* EXERCISE OBJECTIVE *
Return all of the data exactly as written, without the pictures.

• • • •

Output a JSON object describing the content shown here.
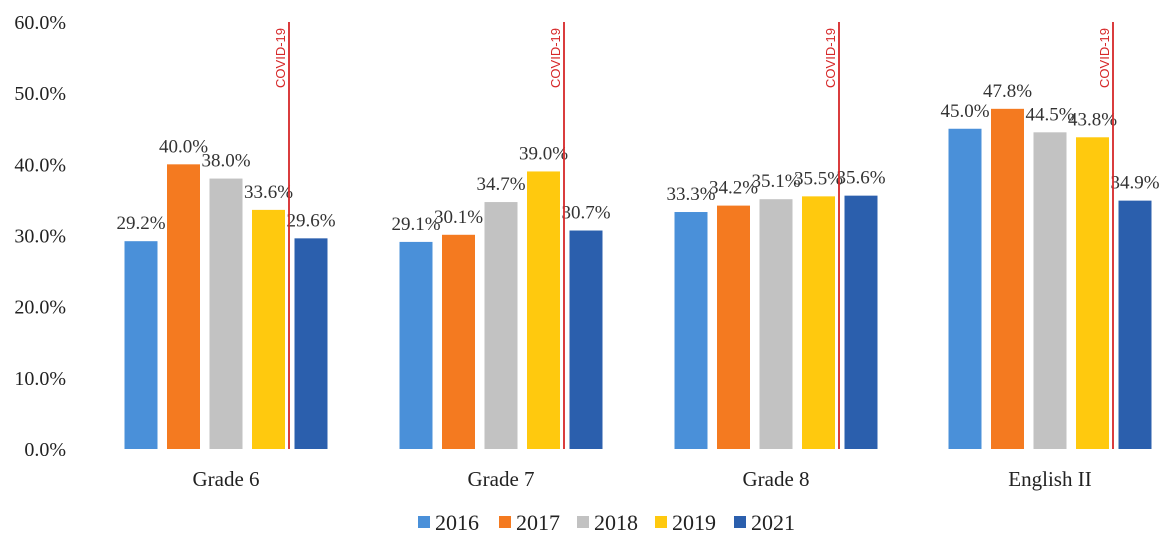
{
  "chart_data": {
    "type": "bar",
    "categories": [
      "Grade 6",
      "Grade 7",
      "Grade 8",
      "English II"
    ],
    "series": [
      {
        "name": "2016",
        "color": "#4a90d9",
        "values": [
          29.2,
          29.1,
          33.3,
          45.0
        ]
      },
      {
        "name": "2017",
        "color": "#f47a20",
        "values": [
          40.0,
          30.1,
          34.2,
          47.8
        ]
      },
      {
        "name": "2018",
        "color": "#c2c2c2",
        "values": [
          38.0,
          34.7,
          35.1,
          44.5
        ]
      },
      {
        "name": "2019",
        "color": "#ffc90e",
        "values": [
          33.6,
          39.0,
          35.5,
          43.8
        ]
      },
      {
        "name": "2021",
        "color": "#2b5fad",
        "values": [
          29.6,
          30.7,
          35.6,
          34.9
        ]
      }
    ],
    "data_labels": [
      [
        "29.2%",
        "29.1%",
        "33.3%",
        "45.0%"
      ],
      [
        "40.0%",
        "30.1%",
        "34.2%",
        "47.8%"
      ],
      [
        "38.0%",
        "34.7%",
        "35.1%",
        "44.5%"
      ],
      [
        "33.6%",
        "39.0%",
        "35.5%",
        "43.8%"
      ],
      [
        "29.6%",
        "30.7%",
        "35.6%",
        "34.9%"
      ]
    ],
    "y_ticks": [
      "0.0%",
      "10.0%",
      "20.0%",
      "30.0%",
      "40.0%",
      "50.0%",
      "60.0%"
    ],
    "ylim": [
      0,
      60
    ],
    "grid": false,
    "legend_position": "bottom",
    "annotation": {
      "text": "COVID-19",
      "color": "#d62728"
    }
  }
}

• • • •

* CORRECT ANSWER *
Output a JSON object describing the content shown here.
{
  "chart_data": {
    "type": "bar",
    "categories": [
      "Grade 6",
      "Grade 7",
      "Grade 8",
      "English II"
    ],
    "series": [
      {
        "name": "2016",
        "color": "#4a90d9",
        "values": [
          29.2,
          29.1,
          33.3,
          45.0
        ]
      },
      {
        "name": "2017",
        "color": "#f47a20",
        "values": [
          40.0,
          30.1,
          34.2,
          47.8
        ]
      },
      {
        "name": "2018",
        "color": "#c2c2c2",
        "values": [
          38.0,
          34.7,
          35.1,
          44.5
        ]
      },
      {
        "name": "2019",
        "color": "#ffc90e",
        "values": [
          33.6,
          39.0,
          35.5,
          43.8
        ]
      },
      {
        "name": "2021",
        "color": "#2b5fad",
        "values": [
          29.6,
          30.7,
          35.6,
          34.9
        ]
      }
    ],
    "data_labels": [
      [
        "29.2%",
        "29.1%",
        "33.3%",
        "45.0%"
      ],
      [
        "40.0%",
        "30.1%",
        "34.2%",
        "47.8%"
      ],
      [
        "38.0%",
        "34.7%",
        "35.1%",
        "44.5%"
      ],
      [
        "33.6%",
        "39.0%",
        "35.5%",
        "43.8%"
      ],
      [
        "29.6%",
        "30.7%",
        "35.6%",
        "34.9%"
      ]
    ],
    "y_ticks": [
      "0.0%",
      "10.0%",
      "20.0%",
      "30.0%",
      "40.0%",
      "50.0%",
      "60.0%"
    ],
    "ylim": [
      0,
      60
    ],
    "grid": false,
    "legend_position": "bottom",
    "annotation": {
      "text": "COVID-19",
      "color": "#d62728"
    }
  }
}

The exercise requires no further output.